JOB:
Copy out the entries below in full and exactly.

## BEGIN MATERIAL TO PROCESS

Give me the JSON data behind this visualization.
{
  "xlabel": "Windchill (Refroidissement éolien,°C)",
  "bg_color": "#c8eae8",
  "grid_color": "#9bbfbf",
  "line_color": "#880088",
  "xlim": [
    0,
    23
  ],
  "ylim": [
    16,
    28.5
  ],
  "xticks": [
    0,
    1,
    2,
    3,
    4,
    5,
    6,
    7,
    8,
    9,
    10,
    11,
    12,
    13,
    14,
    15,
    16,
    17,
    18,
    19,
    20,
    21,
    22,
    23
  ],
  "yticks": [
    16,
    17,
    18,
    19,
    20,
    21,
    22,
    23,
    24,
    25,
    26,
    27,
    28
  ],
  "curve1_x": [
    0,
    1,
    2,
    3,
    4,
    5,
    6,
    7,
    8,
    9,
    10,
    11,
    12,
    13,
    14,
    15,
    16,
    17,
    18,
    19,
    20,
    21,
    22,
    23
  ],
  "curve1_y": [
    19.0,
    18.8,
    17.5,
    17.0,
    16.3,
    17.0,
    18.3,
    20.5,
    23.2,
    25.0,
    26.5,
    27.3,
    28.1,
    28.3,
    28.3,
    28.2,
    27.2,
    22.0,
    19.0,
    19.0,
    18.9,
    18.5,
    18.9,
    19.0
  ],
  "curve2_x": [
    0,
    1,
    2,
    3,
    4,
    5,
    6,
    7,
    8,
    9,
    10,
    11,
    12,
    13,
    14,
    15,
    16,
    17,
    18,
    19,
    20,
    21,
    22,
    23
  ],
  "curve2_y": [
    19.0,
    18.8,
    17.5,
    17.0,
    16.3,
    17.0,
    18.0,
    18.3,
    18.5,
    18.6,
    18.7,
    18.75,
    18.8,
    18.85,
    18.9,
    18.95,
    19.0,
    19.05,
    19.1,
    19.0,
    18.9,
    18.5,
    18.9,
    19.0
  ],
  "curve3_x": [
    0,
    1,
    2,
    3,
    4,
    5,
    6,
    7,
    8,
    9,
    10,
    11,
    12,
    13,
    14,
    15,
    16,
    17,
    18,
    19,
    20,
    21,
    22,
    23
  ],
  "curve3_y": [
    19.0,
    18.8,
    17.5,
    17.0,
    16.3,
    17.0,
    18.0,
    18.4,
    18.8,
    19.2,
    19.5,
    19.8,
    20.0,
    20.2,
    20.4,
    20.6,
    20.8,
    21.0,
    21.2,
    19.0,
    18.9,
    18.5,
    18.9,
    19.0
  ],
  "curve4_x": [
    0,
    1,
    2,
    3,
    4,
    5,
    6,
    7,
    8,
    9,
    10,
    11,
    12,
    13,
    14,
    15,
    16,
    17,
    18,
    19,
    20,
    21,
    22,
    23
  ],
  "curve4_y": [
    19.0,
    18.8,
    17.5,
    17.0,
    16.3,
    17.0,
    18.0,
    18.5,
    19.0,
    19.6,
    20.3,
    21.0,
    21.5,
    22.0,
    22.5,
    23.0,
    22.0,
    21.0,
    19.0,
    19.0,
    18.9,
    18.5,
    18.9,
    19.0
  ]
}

## END MATERIAL TO PROCESS

THE ANSWER:
Give me the JSON data behind this visualization.
{
  "xlabel": "Windchill (Refroidissement éolien,°C)",
  "bg_color": "#c8eae8",
  "grid_color": "#9bbfbf",
  "line_color": "#880088",
  "xlim": [
    0,
    23
  ],
  "ylim": [
    16,
    28.5
  ],
  "xticks": [
    0,
    1,
    2,
    3,
    4,
    5,
    6,
    7,
    8,
    9,
    10,
    11,
    12,
    13,
    14,
    15,
    16,
    17,
    18,
    19,
    20,
    21,
    22,
    23
  ],
  "yticks": [
    16,
    17,
    18,
    19,
    20,
    21,
    22,
    23,
    24,
    25,
    26,
    27,
    28
  ],
  "curve1_x": [
    0,
    1,
    2,
    3,
    4,
    5,
    6,
    7,
    8,
    9,
    10,
    11,
    12,
    13,
    14,
    15,
    16,
    17,
    18,
    19,
    20,
    21,
    22,
    23
  ],
  "curve1_y": [
    19.0,
    18.8,
    17.5,
    17.0,
    16.3,
    17.0,
    18.3,
    20.5,
    23.2,
    25.0,
    26.5,
    27.3,
    28.1,
    28.3,
    28.3,
    28.2,
    27.2,
    22.0,
    19.0,
    19.0,
    18.9,
    18.5,
    18.9,
    19.0
  ],
  "curve2_x": [
    0,
    1,
    2,
    3,
    4,
    5,
    6,
    7,
    8,
    9,
    10,
    11,
    12,
    13,
    14,
    15,
    16,
    17,
    18,
    19,
    20,
    21,
    22,
    23
  ],
  "curve2_y": [
    19.0,
    18.8,
    17.5,
    17.0,
    16.3,
    17.0,
    18.0,
    18.3,
    18.5,
    18.6,
    18.7,
    18.75,
    18.8,
    18.85,
    18.9,
    18.95,
    19.0,
    19.05,
    19.1,
    19.0,
    18.9,
    18.5,
    18.9,
    19.0
  ],
  "curve3_x": [
    0,
    1,
    2,
    3,
    4,
    5,
    6,
    7,
    8,
    9,
    10,
    11,
    12,
    13,
    14,
    15,
    16,
    17,
    18,
    19,
    20,
    21,
    22,
    23
  ],
  "curve3_y": [
    19.0,
    18.8,
    17.5,
    17.0,
    16.3,
    17.0,
    18.0,
    18.4,
    18.8,
    19.2,
    19.5,
    19.8,
    20.0,
    20.2,
    20.4,
    20.6,
    20.8,
    21.0,
    21.2,
    19.0,
    18.9,
    18.5,
    18.9,
    19.0
  ],
  "curve4_x": [
    0,
    1,
    2,
    3,
    4,
    5,
    6,
    7,
    8,
    9,
    10,
    11,
    12,
    13,
    14,
    15,
    16,
    17,
    18,
    19,
    20,
    21,
    22,
    23
  ],
  "curve4_y": [
    19.0,
    18.8,
    17.5,
    17.0,
    16.3,
    17.0,
    18.0,
    18.5,
    19.0,
    19.6,
    20.3,
    21.0,
    21.5,
    22.0,
    22.5,
    23.0,
    22.0,
    21.0,
    19.0,
    19.0,
    18.9,
    18.5,
    18.9,
    19.0
  ]
}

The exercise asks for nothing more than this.